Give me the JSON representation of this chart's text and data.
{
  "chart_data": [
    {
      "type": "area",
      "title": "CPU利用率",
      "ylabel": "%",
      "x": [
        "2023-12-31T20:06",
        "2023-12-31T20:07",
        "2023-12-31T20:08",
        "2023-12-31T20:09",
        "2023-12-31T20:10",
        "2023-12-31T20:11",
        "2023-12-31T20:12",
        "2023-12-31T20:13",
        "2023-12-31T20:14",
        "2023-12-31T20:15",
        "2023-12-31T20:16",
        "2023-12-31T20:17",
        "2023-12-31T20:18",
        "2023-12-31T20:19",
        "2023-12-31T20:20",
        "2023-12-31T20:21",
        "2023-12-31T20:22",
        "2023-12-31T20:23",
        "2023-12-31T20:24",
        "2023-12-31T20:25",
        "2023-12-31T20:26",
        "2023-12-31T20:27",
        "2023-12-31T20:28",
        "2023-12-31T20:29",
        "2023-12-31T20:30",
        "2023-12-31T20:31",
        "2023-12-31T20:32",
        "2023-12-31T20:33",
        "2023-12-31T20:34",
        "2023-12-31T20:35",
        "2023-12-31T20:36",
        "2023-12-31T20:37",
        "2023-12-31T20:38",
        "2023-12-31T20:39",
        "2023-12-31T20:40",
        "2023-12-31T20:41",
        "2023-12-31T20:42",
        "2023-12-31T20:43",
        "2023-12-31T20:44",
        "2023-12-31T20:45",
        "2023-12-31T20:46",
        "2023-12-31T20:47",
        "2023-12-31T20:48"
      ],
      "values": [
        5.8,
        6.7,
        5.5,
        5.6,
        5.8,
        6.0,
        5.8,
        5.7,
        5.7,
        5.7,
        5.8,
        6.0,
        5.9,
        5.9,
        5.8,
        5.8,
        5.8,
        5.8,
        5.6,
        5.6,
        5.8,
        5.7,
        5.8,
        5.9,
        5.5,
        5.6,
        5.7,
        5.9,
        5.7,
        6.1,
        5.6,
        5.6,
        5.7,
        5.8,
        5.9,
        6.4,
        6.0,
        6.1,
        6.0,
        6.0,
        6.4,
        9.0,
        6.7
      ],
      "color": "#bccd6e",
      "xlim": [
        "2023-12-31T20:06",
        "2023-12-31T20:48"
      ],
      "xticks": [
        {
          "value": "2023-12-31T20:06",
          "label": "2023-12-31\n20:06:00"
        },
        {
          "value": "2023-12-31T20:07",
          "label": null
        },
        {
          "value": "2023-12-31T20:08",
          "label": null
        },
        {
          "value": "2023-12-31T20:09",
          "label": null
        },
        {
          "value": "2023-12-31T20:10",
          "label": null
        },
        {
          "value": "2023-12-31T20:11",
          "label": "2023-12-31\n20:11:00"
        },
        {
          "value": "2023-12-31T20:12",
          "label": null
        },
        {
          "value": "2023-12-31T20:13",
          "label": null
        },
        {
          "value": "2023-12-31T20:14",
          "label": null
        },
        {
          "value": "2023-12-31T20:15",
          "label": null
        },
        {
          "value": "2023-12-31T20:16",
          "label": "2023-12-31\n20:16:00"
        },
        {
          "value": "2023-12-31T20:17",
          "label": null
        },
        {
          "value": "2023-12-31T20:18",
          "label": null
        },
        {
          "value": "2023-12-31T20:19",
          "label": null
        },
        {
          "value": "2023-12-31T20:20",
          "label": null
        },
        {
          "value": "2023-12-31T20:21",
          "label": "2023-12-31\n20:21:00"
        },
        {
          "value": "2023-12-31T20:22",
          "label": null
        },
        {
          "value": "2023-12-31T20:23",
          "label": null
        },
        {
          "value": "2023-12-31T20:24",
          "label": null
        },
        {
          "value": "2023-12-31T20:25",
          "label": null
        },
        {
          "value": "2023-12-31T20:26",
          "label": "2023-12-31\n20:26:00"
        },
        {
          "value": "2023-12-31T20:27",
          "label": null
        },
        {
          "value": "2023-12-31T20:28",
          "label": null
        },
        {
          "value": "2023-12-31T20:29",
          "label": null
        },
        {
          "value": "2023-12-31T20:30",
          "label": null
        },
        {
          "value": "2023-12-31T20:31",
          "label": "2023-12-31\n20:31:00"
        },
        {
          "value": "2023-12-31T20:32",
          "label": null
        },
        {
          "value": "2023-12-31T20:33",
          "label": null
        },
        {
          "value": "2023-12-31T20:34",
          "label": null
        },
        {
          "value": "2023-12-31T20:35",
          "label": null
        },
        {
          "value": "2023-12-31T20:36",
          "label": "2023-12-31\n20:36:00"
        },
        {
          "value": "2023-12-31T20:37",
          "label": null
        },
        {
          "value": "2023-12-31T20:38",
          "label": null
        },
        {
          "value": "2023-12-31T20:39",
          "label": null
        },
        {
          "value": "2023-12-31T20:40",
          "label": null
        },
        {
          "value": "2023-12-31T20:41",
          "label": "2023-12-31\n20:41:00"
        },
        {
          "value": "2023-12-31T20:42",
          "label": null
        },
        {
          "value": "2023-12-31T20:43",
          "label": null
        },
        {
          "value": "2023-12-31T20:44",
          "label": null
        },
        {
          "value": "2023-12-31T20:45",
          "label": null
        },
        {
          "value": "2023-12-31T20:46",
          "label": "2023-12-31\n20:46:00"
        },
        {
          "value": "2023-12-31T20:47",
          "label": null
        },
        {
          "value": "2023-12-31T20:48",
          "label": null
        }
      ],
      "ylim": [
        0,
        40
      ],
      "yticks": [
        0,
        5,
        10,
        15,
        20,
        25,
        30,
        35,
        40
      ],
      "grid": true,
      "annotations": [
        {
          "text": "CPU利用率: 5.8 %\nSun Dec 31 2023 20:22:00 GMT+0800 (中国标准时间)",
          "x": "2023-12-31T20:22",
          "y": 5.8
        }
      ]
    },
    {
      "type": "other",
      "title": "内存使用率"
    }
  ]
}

▬▬▬

▸ **What to work on**: Repeat the records above exactly, leaving none out.

▸ **Task response**:
Give me the JSON representation of this chart's text and data.
{
  "chart_data": [
    {
      "type": "area",
      "title": "CPU利用率",
      "ylabel": "%",
      "x": [
        "2023-12-31T20:06",
        "2023-12-31T20:07",
        "2023-12-31T20:08",
        "2023-12-31T20:09",
        "2023-12-31T20:10",
        "2023-12-31T20:11",
        "2023-12-31T20:12",
        "2023-12-31T20:13",
        "2023-12-31T20:14",
        "2023-12-31T20:15",
        "2023-12-31T20:16",
        "2023-12-31T20:17",
        "2023-12-31T20:18",
        "2023-12-31T20:19",
        "2023-12-31T20:20",
        "2023-12-31T20:21",
        "2023-12-31T20:22",
        "2023-12-31T20:23",
        "2023-12-31T20:24",
        "2023-12-31T20:25",
        "2023-12-31T20:26",
        "2023-12-31T20:27",
        "2023-12-31T20:28",
        "2023-12-31T20:29",
        "2023-12-31T20:30",
        "2023-12-31T20:31",
        "2023-12-31T20:32",
        "2023-12-31T20:33",
        "2023-12-31T20:34",
        "2023-12-31T20:35",
        "2023-12-31T20:36",
        "2023-12-31T20:37",
        "2023-12-31T20:38",
        "2023-12-31T20:39",
        "2023-12-31T20:40",
        "2023-12-31T20:41",
        "2023-12-31T20:42",
        "2023-12-31T20:43",
        "2023-12-31T20:44",
        "2023-12-31T20:45",
        "2023-12-31T20:46",
        "2023-12-31T20:47",
        "2023-12-31T20:48"
      ],
      "values": [
        5.8,
        6.7,
        5.5,
        5.6,
        5.8,
        6.0,
        5.8,
        5.7,
        5.7,
        5.7,
        5.8,
        6.0,
        5.9,
        5.9,
        5.8,
        5.8,
        5.8,
        5.8,
        5.6,
        5.6,
        5.8,
        5.7,
        5.8,
        5.9,
        5.5,
        5.6,
        5.7,
        5.9,
        5.7,
        6.1,
        5.6,
        5.6,
        5.7,
        5.8,
        5.9,
        6.4,
        6.0,
        6.1,
        6.0,
        6.0,
        6.4,
        9.0,
        6.7
      ],
      "color": "#bccd6e",
      "xlim": [
        "2023-12-31T20:06",
        "2023-12-31T20:48"
      ],
      "xticks": [
        {
          "value": "2023-12-31T20:06",
          "label": "2023-12-31\n20:06:00"
        },
        {
          "value": "2023-12-31T20:07",
          "label": null
        },
        {
          "value": "2023-12-31T20:08",
          "label": null
        },
        {
          "value": "2023-12-31T20:09",
          "label": null
        },
        {
          "value": "2023-12-31T20:10",
          "label": null
        },
        {
          "value": "2023-12-31T20:11",
          "label": "2023-12-31\n20:11:00"
        },
        {
          "value": "2023-12-31T20:12",
          "label": null
        },
        {
          "value": "2023-12-31T20:13",
          "label": null
        },
        {
          "value": "2023-12-31T20:14",
          "label": null
        },
        {
          "value": "2023-12-31T20:15",
          "label": null
        },
        {
          "value": "2023-12-31T20:16",
          "label": "2023-12-31\n20:16:00"
        },
        {
          "value": "2023-12-31T20:17",
          "label": null
        },
        {
          "value": "2023-12-31T20:18",
          "label": null
        },
        {
          "value": "2023-12-31T20:19",
          "label": null
        },
        {
          "value": "2023-12-31T20:20",
          "label": null
        },
        {
          "value": "2023-12-31T20:21",
          "label": "2023-12-31\n20:21:00"
        },
        {
          "value": "2023-12-31T20:22",
          "label": null
        },
        {
          "value": "2023-12-31T20:23",
          "label": null
        },
        {
          "value": "2023-12-31T20:24",
          "label": null
        },
        {
          "value": "2023-12-31T20:25",
          "label": null
        },
        {
          "value": "2023-12-31T20:26",
          "label": "2023-12-31\n20:26:00"
        },
        {
          "value": "2023-12-31T20:27",
          "label": null
        },
        {
          "value": "2023-12-31T20:28",
          "label": null
        },
        {
          "value": "2023-12-31T20:29",
          "label": null
        },
        {
          "value": "2023-12-31T20:30",
          "label": null
        },
        {
          "value": "2023-12-31T20:31",
          "label": "2023-12-31\n20:31:00"
        },
        {
          "value": "2023-12-31T20:32",
          "label": null
        },
        {
          "value": "2023-12-31T20:33",
          "label": null
        },
        {
          "value": "2023-12-31T20:34",
          "label": null
        },
        {
          "value": "2023-12-31T20:35",
          "label": null
        },
        {
          "value": "2023-12-31T20:36",
          "label": "2023-12-31\n20:36:00"
        },
        {
          "value": "2023-12-31T20:37",
          "label": null
        },
        {
          "value": "2023-12-31T20:38",
          "label": null
        },
        {
          "value": "2023-12-31T20:39",
          "label": null
        },
        {
          "value": "2023-12-31T20:40",
          "label": null
        },
        {
          "value": "2023-12-31T20:41",
          "label": "2023-12-31\n20:41:00"
        },
        {
          "value": "2023-12-31T20:42",
          "label": null
        },
        {
          "value": "2023-12-31T20:43",
          "label": null
        },
        {
          "value": "2023-12-31T20:44",
          "label": null
        },
        {
          "value": "2023-12-31T20:45",
          "label": null
        },
        {
          "value": "2023-12-31T20:46",
          "label": "2023-12-31\n20:46:00"
        },
        {
          "value": "2023-12-31T20:47",
          "label": null
        },
        {
          "value": "2023-12-31T20:48",
          "label": null
        }
      ],
      "ylim": [
        0,
        40
      ],
      "yticks": [
        0,
        5,
        10,
        15,
        20,
        25,
        30,
        35,
        40
      ],
      "grid": true,
      "annotations": [
        {
          "text": "CPU利用率: 5.8 %\nSun Dec 31 2023 20:22:00 GMT+0800 (中国标准时间)",
          "x": "2023-12-31T20:22",
          "y": 5.8
        }
      ]
    },
    {
      "type": "other",
      "title": "内存使用率"
    }
  ]
}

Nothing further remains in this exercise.